Find and copy lines holding "roles".

═══ EXERCISE MATERIALS ═══

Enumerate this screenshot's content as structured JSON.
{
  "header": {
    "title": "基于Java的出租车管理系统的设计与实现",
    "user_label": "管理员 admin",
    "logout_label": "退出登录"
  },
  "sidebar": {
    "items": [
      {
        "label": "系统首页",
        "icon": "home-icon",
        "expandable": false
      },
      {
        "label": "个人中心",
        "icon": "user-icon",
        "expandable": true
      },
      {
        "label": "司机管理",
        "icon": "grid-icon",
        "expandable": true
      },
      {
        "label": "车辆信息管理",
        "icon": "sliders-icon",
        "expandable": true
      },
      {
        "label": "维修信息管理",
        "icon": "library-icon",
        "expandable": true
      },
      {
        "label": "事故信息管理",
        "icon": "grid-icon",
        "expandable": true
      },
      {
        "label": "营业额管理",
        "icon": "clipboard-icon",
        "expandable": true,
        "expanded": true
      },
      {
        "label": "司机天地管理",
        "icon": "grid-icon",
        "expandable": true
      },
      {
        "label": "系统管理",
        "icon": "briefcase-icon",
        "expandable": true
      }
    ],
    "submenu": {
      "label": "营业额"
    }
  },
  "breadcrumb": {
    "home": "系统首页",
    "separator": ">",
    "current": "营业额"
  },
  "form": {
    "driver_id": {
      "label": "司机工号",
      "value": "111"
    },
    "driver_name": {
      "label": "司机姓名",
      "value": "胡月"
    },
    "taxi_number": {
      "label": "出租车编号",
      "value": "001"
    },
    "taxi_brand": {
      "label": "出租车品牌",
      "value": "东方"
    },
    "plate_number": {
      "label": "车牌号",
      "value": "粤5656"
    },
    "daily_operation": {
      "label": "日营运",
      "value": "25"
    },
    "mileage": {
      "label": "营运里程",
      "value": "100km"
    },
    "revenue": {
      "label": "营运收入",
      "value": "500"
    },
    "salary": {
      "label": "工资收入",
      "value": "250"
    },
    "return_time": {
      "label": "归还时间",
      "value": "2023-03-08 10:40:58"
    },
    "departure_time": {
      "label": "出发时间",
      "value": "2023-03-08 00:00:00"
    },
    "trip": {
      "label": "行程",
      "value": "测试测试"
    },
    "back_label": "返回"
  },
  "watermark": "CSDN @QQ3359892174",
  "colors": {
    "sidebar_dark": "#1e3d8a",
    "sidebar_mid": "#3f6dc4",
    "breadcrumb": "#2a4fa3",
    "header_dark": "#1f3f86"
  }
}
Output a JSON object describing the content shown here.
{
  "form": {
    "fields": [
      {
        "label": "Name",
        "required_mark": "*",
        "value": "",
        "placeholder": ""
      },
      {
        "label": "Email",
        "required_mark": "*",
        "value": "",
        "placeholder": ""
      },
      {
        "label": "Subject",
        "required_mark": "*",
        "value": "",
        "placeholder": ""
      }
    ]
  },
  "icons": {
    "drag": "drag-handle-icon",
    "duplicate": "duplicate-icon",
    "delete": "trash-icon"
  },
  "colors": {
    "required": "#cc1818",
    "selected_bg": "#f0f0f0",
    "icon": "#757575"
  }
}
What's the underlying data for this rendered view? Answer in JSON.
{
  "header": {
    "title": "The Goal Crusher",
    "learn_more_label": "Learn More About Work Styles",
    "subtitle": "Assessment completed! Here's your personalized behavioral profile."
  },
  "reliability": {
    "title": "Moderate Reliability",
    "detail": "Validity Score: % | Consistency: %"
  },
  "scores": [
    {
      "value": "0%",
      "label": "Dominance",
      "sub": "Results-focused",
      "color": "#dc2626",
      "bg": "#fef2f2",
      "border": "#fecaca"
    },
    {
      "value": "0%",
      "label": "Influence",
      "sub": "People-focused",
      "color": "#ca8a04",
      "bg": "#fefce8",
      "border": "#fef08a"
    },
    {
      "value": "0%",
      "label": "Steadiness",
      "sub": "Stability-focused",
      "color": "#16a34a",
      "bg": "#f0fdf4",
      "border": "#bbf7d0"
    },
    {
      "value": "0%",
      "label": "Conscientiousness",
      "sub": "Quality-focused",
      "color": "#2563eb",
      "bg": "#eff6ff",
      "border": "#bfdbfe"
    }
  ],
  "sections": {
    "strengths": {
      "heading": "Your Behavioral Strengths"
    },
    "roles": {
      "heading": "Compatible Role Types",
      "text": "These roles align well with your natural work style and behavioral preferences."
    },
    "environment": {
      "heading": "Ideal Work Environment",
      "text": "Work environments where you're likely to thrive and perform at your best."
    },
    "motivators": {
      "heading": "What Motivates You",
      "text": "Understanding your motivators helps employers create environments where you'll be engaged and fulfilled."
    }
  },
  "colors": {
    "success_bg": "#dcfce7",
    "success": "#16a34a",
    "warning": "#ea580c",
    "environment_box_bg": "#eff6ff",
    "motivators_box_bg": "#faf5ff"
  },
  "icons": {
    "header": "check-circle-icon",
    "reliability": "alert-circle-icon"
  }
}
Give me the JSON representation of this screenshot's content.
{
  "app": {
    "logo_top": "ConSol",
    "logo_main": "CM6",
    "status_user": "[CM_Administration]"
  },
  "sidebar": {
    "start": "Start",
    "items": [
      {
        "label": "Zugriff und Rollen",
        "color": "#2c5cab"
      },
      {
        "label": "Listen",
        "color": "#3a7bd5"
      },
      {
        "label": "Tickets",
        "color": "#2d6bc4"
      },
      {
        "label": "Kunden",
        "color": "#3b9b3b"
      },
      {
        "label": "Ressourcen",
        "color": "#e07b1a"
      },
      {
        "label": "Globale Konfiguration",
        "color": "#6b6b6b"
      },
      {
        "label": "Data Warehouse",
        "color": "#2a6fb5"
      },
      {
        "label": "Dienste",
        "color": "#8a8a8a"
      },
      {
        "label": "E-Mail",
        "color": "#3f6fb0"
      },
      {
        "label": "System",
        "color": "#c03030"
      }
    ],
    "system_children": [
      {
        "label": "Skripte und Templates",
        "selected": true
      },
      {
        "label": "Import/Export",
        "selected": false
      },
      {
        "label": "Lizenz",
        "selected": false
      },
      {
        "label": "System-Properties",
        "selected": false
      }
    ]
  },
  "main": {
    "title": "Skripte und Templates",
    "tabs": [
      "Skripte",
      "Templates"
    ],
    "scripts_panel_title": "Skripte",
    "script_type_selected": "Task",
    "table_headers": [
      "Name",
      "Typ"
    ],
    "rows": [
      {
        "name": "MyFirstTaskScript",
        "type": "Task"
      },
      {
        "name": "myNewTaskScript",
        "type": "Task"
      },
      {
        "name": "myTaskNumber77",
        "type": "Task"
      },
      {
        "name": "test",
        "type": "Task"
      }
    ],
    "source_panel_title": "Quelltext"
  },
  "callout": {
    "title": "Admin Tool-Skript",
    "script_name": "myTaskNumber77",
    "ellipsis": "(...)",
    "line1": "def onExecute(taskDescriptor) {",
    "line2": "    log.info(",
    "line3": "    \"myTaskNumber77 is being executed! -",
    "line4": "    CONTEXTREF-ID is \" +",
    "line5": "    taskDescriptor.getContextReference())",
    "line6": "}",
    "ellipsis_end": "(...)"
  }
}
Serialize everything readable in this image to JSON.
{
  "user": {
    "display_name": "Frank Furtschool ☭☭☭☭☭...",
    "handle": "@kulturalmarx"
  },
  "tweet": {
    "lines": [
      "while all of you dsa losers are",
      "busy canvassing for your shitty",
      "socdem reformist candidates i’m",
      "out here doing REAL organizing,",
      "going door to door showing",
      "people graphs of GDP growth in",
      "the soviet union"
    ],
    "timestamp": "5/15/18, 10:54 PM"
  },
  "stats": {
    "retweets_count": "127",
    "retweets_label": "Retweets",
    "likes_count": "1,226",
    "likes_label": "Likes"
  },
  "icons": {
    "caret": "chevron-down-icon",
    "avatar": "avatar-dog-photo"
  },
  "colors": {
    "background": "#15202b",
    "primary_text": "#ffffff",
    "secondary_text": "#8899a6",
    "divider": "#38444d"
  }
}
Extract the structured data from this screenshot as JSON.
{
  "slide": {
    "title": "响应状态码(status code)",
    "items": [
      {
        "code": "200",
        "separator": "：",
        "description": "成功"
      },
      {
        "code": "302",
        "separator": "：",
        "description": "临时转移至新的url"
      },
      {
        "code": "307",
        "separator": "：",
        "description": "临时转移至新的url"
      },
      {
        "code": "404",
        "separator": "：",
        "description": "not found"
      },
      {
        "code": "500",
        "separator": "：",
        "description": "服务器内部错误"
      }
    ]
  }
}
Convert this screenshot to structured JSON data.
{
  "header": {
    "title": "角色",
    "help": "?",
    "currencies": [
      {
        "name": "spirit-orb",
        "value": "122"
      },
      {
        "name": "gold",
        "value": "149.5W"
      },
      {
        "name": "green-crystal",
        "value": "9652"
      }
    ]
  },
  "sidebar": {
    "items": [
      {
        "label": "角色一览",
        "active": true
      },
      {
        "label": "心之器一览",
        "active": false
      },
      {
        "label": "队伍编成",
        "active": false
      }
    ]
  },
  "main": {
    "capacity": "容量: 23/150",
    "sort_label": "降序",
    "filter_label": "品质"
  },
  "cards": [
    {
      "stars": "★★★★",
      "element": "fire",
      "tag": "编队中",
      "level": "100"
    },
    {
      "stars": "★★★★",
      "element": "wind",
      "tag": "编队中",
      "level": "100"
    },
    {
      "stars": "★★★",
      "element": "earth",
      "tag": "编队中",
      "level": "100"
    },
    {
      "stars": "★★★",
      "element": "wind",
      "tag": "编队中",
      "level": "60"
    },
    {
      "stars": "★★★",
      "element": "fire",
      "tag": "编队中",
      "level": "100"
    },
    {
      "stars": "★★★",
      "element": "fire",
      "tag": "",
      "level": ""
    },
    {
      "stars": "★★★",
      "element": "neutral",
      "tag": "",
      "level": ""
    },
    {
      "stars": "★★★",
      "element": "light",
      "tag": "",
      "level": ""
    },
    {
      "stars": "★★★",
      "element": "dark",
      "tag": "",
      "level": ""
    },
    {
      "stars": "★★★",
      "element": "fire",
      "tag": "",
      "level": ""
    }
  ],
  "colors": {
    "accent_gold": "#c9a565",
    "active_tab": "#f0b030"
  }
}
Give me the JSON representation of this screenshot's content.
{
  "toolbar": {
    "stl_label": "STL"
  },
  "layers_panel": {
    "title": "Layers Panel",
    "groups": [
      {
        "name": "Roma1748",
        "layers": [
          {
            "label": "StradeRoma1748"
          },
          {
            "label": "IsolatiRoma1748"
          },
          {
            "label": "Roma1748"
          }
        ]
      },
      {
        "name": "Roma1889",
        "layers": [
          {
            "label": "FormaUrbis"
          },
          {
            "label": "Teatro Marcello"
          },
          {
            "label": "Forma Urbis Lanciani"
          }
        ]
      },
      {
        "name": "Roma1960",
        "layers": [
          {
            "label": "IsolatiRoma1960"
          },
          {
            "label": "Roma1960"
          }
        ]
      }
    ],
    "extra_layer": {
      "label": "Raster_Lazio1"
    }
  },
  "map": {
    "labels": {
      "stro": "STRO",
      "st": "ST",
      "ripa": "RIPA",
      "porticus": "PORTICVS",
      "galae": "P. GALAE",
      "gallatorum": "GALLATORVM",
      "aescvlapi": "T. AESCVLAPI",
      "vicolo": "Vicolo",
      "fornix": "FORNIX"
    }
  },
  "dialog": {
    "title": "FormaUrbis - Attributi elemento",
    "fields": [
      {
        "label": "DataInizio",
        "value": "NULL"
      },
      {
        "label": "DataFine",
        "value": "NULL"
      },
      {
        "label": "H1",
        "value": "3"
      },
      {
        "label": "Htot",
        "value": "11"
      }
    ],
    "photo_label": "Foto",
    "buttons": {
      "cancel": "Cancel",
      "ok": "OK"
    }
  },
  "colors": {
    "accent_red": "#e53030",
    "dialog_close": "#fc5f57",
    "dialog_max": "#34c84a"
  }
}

═══

• [EXERCISE SOLUTION]:
    "roles": {
      "text": "These roles align well with your natural work style and behavioral preferences."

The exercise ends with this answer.